=== GIVEN TASK ===
Lines that include the word "https" are the ones to copy.

=== MATERIAL PROVIDED ===

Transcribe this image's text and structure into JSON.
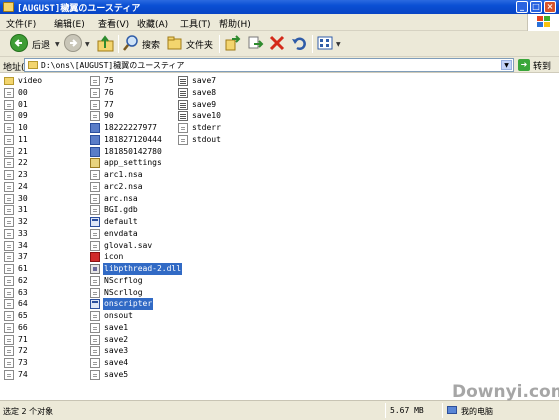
{
  "window": {
    "title": "[AUGUST]穢翼のユースティア",
    "colors": {
      "titlebar": "#0a4fd4",
      "chrome": "#ece9d8",
      "selection": "#316ac5"
    }
  },
  "menu": {
    "items": [
      "文件(F)",
      "编辑(E)",
      "查看(V)",
      "收藏(A)",
      "工具(T)",
      "帮助(H)"
    ]
  },
  "toolbar": {
    "back_label": "后退",
    "search_label": "搜索",
    "folders_label": "文件夹",
    "icons": [
      "back-arrow-icon",
      "forward-arrow-icon",
      "up-folder-icon",
      "search-icon",
      "folders-icon",
      "move-to-icon",
      "copy-to-icon",
      "delete-icon",
      "undo-icon",
      "views-icon"
    ]
  },
  "address": {
    "label": "地址(D)",
    "value": "D:\\ons\\[AUGUST]穢翼のユースティア",
    "go_label": "转到"
  },
  "files": {
    "col1": [
      {
        "name": "video",
        "type": "folder"
      },
      {
        "name": "00",
        "type": "file"
      },
      {
        "name": "01",
        "type": "file"
      },
      {
        "name": "09",
        "type": "file"
      },
      {
        "name": "10",
        "type": "file"
      },
      {
        "name": "11",
        "type": "file"
      },
      {
        "name": "21",
        "type": "file"
      },
      {
        "name": "22",
        "type": "file"
      },
      {
        "name": "23",
        "type": "file"
      },
      {
        "name": "24",
        "type": "file"
      },
      {
        "name": "30",
        "type": "file"
      },
      {
        "name": "31",
        "type": "file"
      },
      {
        "name": "32",
        "type": "file"
      },
      {
        "name": "33",
        "type": "file"
      },
      {
        "name": "34",
        "type": "file"
      },
      {
        "name": "37",
        "type": "file"
      },
      {
        "name": "61",
        "type": "file"
      },
      {
        "name": "62",
        "type": "file"
      },
      {
        "name": "63",
        "type": "file"
      },
      {
        "name": "64",
        "type": "file"
      },
      {
        "name": "65",
        "type": "file"
      },
      {
        "name": "66",
        "type": "file"
      },
      {
        "name": "71",
        "type": "file"
      },
      {
        "name": "72",
        "type": "file"
      },
      {
        "name": "73",
        "type": "file"
      },
      {
        "name": "74",
        "type": "file"
      }
    ],
    "col2": [
      {
        "name": "75",
        "type": "file"
      },
      {
        "name": "76",
        "type": "file"
      },
      {
        "name": "77",
        "type": "file"
      },
      {
        "name": "90",
        "type": "file"
      },
      {
        "name": "18222227977",
        "type": "image"
      },
      {
        "name": "181827120444",
        "type": "image"
      },
      {
        "name": "181850142780",
        "type": "image"
      },
      {
        "name": "app_settings",
        "type": "settings"
      },
      {
        "name": "arc1.nsa",
        "type": "file"
      },
      {
        "name": "arc2.nsa",
        "type": "file"
      },
      {
        "name": "arc.nsa",
        "type": "file"
      },
      {
        "name": "BGI.gdb",
        "type": "file"
      },
      {
        "name": "default",
        "type": "exe"
      },
      {
        "name": "envdata",
        "type": "file"
      },
      {
        "name": "gloval.sav",
        "type": "file"
      },
      {
        "name": "icon",
        "type": "appicon"
      },
      {
        "name": "libpthread-2.dll",
        "type": "dll",
        "selected": true
      },
      {
        "name": "NScrflog",
        "type": "file"
      },
      {
        "name": "NScrllog",
        "type": "file"
      },
      {
        "name": "onscripter",
        "type": "exe",
        "selected": true
      },
      {
        "name": "onsout",
        "type": "file"
      },
      {
        "name": "save1",
        "type": "file"
      },
      {
        "name": "save2",
        "type": "file"
      },
      {
        "name": "save3",
        "type": "file"
      },
      {
        "name": "save4",
        "type": "file"
      },
      {
        "name": "save5",
        "type": "file"
      }
    ],
    "col3": [
      {
        "name": "save7",
        "type": "txt"
      },
      {
        "name": "save8",
        "type": "txt"
      },
      {
        "name": "save9",
        "type": "txt"
      },
      {
        "name": "save10",
        "type": "txt"
      },
      {
        "name": "stderr",
        "type": "file"
      },
      {
        "name": "stdout",
        "type": "file"
      }
    ]
  },
  "status": {
    "selection_text": "选定 2 个对象",
    "size": "5.67 MB",
    "location": "我的电脑"
  },
  "watermark": "Downyi.com"
}
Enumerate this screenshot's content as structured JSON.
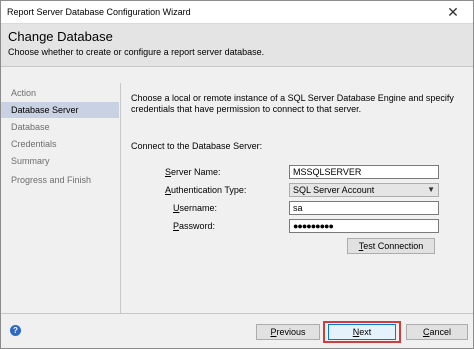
{
  "window": {
    "title": "Report Server Database Configuration Wizard",
    "close_label": "✕"
  },
  "header": {
    "title": "Change Database",
    "subtitle": "Choose whether to create or configure a report server database."
  },
  "sidebar": {
    "items": [
      {
        "label": "Action",
        "active": false
      },
      {
        "label": "Database Server",
        "active": true
      },
      {
        "label": "Database",
        "active": false
      },
      {
        "label": "Credentials",
        "active": false
      },
      {
        "label": "Summary",
        "active": false
      },
      {
        "label": "Progress and Finish",
        "active": false
      }
    ]
  },
  "content": {
    "description_line1": "Choose a local or remote instance of a SQL Server Database Engine and specify",
    "description_line2": "credentials that have permission to connect to that server.",
    "section_label": "Connect to the Database Server:",
    "server_name": {
      "label_u": "S",
      "label_rest": "erver Name:",
      "value": "MSSQLSERVER"
    },
    "auth_type": {
      "label_u": "A",
      "label_rest": "uthentication Type:",
      "value": "SQL Server Account"
    },
    "username": {
      "label_u": "U",
      "label_rest": "sername:",
      "value": "sa"
    },
    "password": {
      "label_u": "P",
      "label_rest": "assword:",
      "value": "●●●●●●●●●"
    },
    "test_connection": {
      "label_u": "T",
      "label_rest": "est Connection"
    }
  },
  "footer": {
    "help_icon": "?",
    "previous": {
      "label_u": "P",
      "label_rest": "revious"
    },
    "next": {
      "label_u": "N",
      "label_rest": "ext"
    },
    "cancel": {
      "label_u": "C",
      "label_rest": "ancel"
    },
    "highlight_color": "#d43c3c"
  }
}
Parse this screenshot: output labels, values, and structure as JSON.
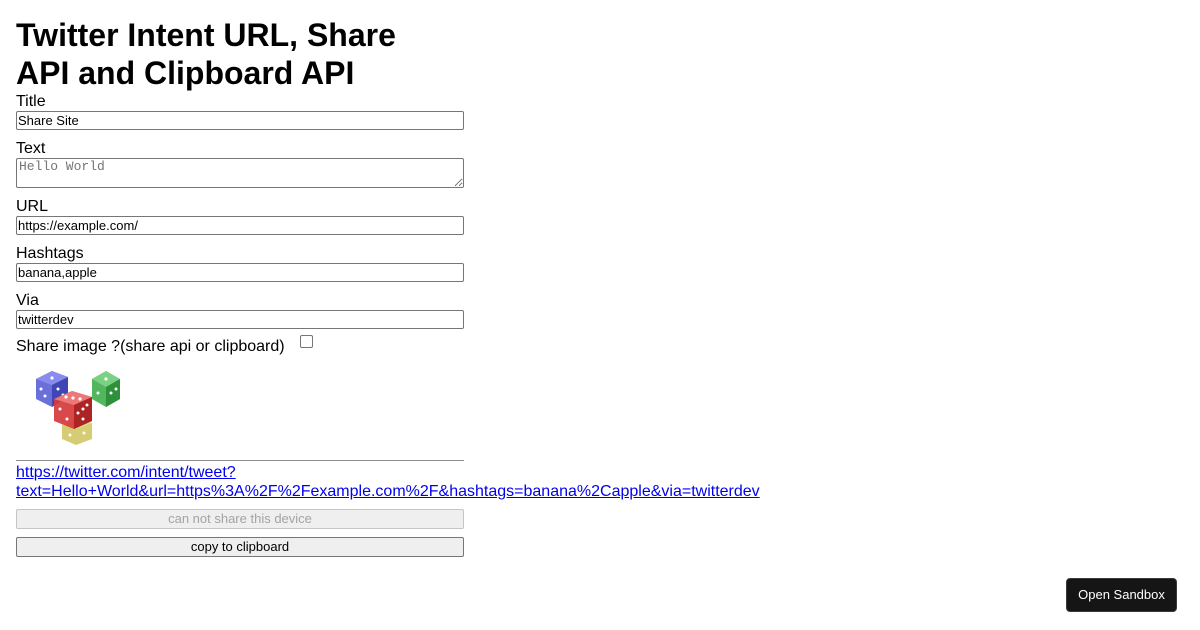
{
  "page_title_line1": "Twitter Intent URL, Share",
  "page_title_line2": "API and Clipboard API",
  "form": {
    "title": {
      "label": "Title",
      "value": "Share Site"
    },
    "text": {
      "label": "Text",
      "placeholder": "Hello World"
    },
    "url": {
      "label": "URL",
      "value": "https://example.com/"
    },
    "hashtags": {
      "label": "Hashtags",
      "value": "banana,apple"
    },
    "via": {
      "label": "Via",
      "value": "twitterdev"
    },
    "share_image": {
      "label": "Share image ?(share api or clipboard)",
      "checked": false
    }
  },
  "preview_image": {
    "icon": "dice-image"
  },
  "intent_link": {
    "line1": "https://twitter.com/intent/tweet?",
    "line2": "text=Hello+World&url=https%3A%2F%2Fexample.com%2F&hashtags=banana%2Capple&via=twitterdev"
  },
  "buttons": {
    "share_label": "can not share this device",
    "copy_label": "copy to clipboard",
    "sandbox_label": "Open Sandbox"
  },
  "colors": {
    "link": "#0000ee",
    "sandbox_bg": "#151515",
    "disabled_text": "#a3a3a3"
  }
}
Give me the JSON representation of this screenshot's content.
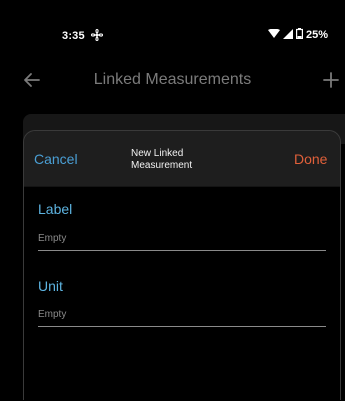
{
  "status_bar": {
    "time": "3:35",
    "battery": "25%",
    "icons": [
      "fan-icon",
      "wifi-icon",
      "signal-icon",
      "battery-icon"
    ]
  },
  "app_bar": {
    "title": "Linked Measurements",
    "back_icon": "back-arrow-icon",
    "add_icon": "plus-icon"
  },
  "dialog": {
    "cancel_label": "Cancel",
    "title": "New Linked Measurement",
    "done_label": "Done",
    "fields": [
      {
        "label": "Label",
        "value": "",
        "placeholder": "Empty"
      },
      {
        "label": "Unit",
        "value": "",
        "placeholder": "Empty"
      }
    ]
  },
  "colors": {
    "accent_blue": "#4a9fd5",
    "field_label_blue": "#5db3e0",
    "done_orange": "#e0603a",
    "background": "#000000",
    "sheet_header": "#1e1e1e"
  }
}
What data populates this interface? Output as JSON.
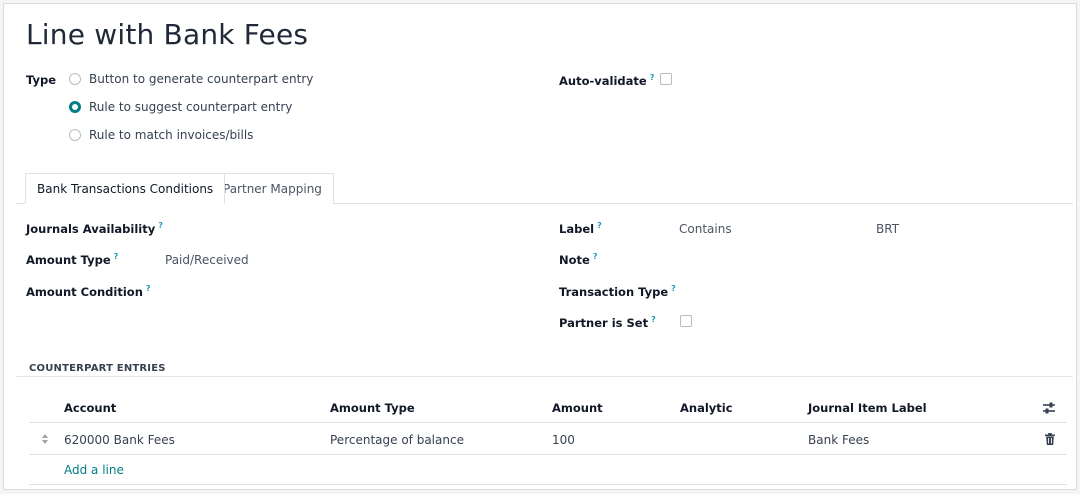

=== EXERCISE OUTPUT ===
      "value": "https://example.com/"
    "line1": "https://twitter.com/intent/tweet?",
    "line2": "text=Hello+World&url=https%3A%2F%2Fexample.com%2F&hashtags=banana%2Capple&via=twitterdev"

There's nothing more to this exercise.